= The task =
Copy out the lines that have "BiLSTM模型测试集预测结果对比" in them.

= Input =
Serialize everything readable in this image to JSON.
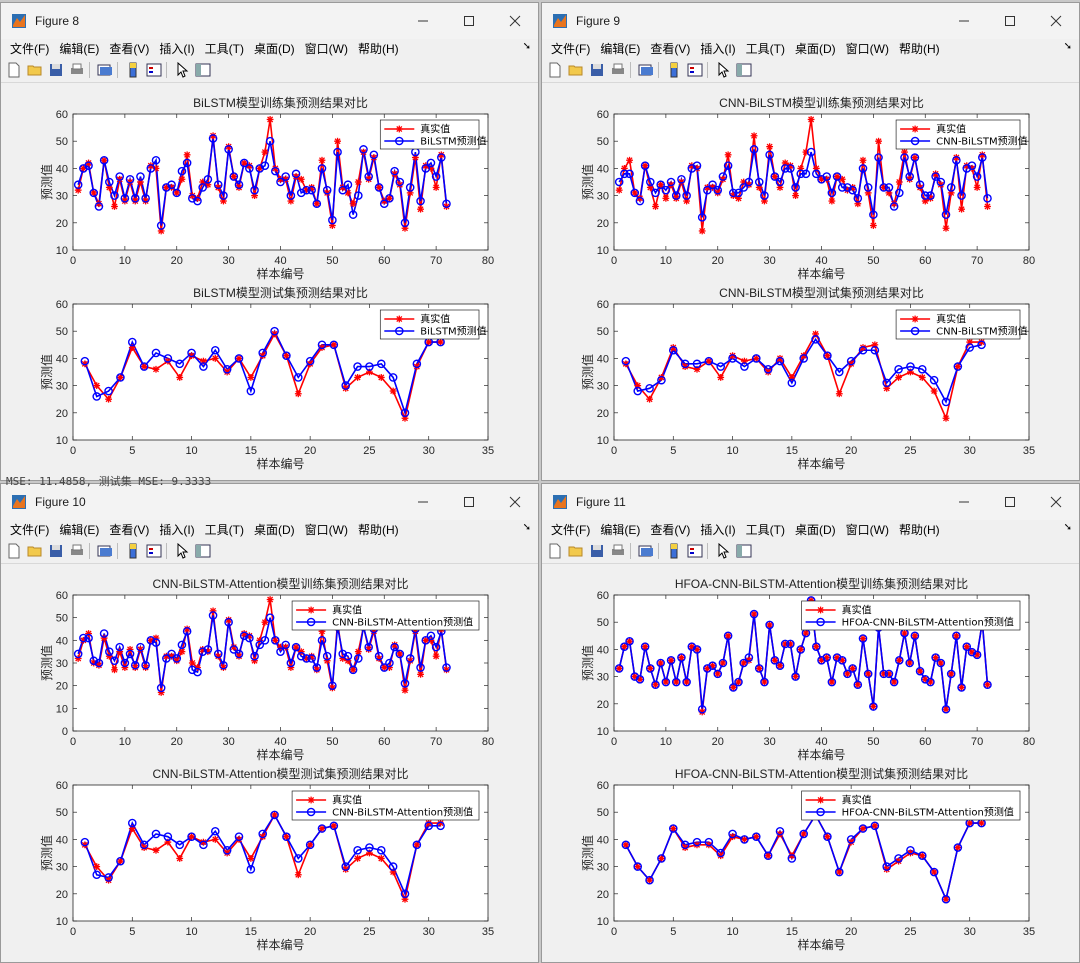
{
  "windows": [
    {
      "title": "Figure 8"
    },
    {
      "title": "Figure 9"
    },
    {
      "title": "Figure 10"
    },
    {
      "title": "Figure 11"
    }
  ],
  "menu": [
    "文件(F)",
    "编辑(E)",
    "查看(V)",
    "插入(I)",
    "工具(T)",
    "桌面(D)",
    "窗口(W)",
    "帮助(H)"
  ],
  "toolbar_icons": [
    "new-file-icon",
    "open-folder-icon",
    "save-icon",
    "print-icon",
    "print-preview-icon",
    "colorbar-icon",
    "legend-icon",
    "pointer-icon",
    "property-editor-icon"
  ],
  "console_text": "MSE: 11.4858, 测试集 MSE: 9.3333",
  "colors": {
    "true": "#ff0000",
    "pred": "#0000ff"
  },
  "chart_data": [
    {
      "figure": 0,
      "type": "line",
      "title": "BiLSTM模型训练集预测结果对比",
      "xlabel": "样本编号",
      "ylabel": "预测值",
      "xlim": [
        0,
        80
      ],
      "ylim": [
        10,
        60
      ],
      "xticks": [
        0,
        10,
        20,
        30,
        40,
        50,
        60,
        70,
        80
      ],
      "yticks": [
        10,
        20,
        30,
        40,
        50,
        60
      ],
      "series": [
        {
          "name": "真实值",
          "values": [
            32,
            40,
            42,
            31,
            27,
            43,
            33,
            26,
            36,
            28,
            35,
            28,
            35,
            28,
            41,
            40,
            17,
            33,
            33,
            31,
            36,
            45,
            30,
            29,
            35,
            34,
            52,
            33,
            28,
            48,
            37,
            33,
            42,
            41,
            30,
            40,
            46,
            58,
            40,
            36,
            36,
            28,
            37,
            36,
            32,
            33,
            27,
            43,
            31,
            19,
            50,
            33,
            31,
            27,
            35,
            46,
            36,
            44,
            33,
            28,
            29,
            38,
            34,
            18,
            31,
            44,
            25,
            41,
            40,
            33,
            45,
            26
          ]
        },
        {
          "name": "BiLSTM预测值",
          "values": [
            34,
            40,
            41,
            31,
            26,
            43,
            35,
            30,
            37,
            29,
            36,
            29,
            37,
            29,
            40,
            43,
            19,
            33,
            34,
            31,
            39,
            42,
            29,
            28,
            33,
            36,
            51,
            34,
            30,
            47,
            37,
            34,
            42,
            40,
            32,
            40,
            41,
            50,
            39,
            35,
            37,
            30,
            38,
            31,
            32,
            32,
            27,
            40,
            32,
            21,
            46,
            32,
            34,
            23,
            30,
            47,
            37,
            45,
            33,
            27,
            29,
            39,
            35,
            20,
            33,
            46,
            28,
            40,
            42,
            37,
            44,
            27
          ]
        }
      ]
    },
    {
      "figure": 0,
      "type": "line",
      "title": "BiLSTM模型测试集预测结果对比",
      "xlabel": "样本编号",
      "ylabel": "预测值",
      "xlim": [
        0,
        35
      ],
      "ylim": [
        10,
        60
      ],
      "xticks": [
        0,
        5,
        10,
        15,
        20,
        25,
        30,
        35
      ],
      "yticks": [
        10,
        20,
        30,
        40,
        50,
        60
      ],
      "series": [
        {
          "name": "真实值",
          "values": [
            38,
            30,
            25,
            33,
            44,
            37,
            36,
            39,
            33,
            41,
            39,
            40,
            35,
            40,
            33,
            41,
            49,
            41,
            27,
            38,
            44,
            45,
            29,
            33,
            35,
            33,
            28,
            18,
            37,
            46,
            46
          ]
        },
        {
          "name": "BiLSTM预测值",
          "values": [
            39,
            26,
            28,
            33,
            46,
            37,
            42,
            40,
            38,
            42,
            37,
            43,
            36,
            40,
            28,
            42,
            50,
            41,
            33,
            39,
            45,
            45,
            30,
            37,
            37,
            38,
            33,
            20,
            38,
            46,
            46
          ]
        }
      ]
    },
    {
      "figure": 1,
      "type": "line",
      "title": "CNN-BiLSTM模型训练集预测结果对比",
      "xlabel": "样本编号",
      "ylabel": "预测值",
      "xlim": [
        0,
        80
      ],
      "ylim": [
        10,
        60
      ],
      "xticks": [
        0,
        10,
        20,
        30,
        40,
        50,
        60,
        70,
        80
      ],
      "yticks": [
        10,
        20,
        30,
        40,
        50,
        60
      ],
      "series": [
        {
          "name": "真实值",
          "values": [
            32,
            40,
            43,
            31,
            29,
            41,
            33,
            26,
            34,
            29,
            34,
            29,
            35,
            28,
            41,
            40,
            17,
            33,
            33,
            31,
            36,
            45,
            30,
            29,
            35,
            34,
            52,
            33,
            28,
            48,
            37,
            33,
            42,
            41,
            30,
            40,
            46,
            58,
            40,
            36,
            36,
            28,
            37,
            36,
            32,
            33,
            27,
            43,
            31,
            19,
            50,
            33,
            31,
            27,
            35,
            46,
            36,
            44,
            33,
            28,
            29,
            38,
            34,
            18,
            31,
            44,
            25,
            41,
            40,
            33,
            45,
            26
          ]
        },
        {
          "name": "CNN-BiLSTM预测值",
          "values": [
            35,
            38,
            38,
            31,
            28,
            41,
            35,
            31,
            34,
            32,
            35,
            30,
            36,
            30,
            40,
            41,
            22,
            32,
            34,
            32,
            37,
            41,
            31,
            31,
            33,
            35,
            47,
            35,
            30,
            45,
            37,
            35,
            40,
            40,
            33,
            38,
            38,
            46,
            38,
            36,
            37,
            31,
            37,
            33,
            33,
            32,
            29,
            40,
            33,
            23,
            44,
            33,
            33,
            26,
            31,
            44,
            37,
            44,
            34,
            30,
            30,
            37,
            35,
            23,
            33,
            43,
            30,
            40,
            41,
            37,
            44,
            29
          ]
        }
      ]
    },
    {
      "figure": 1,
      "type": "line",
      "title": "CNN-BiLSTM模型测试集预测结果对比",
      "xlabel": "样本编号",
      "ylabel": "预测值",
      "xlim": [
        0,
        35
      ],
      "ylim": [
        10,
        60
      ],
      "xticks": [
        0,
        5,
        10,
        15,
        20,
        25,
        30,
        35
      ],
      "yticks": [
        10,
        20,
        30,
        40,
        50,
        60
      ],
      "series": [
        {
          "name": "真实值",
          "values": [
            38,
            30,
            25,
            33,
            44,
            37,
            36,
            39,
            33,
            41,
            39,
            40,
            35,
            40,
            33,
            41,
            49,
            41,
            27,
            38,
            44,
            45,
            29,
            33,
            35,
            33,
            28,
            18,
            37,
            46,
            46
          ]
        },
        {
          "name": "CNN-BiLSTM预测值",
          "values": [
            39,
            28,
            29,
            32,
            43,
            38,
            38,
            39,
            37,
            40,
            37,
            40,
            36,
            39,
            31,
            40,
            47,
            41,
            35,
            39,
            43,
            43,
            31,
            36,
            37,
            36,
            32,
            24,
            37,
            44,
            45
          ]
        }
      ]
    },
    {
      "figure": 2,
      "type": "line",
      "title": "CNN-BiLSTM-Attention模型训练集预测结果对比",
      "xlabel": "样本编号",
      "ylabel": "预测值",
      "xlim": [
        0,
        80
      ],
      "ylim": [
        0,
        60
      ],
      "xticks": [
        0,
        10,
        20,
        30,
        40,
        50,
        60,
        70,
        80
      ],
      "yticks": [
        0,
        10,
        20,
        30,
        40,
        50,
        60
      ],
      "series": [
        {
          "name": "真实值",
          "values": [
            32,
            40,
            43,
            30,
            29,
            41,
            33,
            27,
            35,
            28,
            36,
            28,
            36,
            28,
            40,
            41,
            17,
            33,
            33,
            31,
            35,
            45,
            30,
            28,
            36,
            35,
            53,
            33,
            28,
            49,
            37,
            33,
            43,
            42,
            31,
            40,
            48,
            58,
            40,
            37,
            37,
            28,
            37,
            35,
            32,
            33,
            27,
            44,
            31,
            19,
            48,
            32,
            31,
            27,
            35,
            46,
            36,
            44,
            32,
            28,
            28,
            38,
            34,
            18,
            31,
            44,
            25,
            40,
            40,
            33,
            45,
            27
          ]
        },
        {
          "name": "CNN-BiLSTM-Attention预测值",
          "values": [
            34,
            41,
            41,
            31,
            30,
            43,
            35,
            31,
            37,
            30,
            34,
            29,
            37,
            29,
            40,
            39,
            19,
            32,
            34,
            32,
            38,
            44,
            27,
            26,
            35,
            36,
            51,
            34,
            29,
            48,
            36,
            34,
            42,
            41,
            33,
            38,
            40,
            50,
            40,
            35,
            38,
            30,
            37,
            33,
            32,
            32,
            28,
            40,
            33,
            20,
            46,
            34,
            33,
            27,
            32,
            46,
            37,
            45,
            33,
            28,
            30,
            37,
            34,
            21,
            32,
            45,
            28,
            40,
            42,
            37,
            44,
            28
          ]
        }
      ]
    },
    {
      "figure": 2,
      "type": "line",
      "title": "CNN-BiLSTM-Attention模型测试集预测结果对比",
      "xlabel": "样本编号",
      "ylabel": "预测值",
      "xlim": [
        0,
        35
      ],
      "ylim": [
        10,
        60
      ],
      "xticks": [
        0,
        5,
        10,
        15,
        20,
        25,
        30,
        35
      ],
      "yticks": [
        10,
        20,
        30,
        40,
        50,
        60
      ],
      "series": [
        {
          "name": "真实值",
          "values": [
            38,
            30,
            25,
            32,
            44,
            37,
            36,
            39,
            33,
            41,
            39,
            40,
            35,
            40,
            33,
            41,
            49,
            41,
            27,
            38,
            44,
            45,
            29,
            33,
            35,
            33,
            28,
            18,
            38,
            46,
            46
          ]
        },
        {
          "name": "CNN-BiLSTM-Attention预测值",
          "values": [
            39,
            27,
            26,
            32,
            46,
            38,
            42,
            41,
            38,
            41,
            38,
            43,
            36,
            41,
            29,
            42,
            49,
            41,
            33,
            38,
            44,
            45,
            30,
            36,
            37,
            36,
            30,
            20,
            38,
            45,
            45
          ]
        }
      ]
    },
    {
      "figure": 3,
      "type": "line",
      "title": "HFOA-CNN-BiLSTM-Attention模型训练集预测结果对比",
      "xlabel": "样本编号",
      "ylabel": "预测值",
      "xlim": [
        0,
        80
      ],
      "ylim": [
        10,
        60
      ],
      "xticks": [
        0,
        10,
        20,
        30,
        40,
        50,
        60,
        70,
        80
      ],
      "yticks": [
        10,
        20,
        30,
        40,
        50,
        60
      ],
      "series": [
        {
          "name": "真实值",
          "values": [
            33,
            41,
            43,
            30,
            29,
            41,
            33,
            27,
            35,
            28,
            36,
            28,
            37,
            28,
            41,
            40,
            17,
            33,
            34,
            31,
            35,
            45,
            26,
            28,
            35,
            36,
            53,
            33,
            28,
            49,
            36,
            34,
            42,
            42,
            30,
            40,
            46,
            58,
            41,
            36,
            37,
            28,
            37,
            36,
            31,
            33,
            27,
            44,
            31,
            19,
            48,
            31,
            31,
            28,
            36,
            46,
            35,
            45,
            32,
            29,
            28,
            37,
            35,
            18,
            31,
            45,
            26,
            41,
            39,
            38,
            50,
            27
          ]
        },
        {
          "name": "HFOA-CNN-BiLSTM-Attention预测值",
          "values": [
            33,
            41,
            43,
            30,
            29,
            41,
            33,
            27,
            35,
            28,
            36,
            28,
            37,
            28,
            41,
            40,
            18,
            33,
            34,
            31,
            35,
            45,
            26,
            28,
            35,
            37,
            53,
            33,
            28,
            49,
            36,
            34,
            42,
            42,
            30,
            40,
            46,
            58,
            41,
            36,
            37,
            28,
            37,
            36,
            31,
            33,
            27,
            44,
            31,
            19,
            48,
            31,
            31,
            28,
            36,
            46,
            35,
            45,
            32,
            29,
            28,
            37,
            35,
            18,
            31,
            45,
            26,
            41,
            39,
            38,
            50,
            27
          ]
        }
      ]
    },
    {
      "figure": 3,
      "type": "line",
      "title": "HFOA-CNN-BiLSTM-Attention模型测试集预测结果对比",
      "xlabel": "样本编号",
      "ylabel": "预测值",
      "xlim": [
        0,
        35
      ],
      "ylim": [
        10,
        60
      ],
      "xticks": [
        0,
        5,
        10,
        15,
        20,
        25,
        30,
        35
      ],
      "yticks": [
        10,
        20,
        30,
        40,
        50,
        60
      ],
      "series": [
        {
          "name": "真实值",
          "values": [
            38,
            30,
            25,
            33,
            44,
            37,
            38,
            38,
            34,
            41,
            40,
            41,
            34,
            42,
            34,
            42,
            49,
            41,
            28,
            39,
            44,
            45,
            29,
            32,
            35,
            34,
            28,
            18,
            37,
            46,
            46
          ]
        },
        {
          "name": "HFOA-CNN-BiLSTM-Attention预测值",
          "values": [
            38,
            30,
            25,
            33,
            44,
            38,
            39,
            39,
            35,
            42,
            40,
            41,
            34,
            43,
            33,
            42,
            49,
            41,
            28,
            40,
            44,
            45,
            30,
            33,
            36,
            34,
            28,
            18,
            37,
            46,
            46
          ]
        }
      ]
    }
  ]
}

= Solution for this task =
      "title": "BiLSTM模型测试集预测结果对比",
      "title": "CNN-BiLSTM模型测试集预测结果对比",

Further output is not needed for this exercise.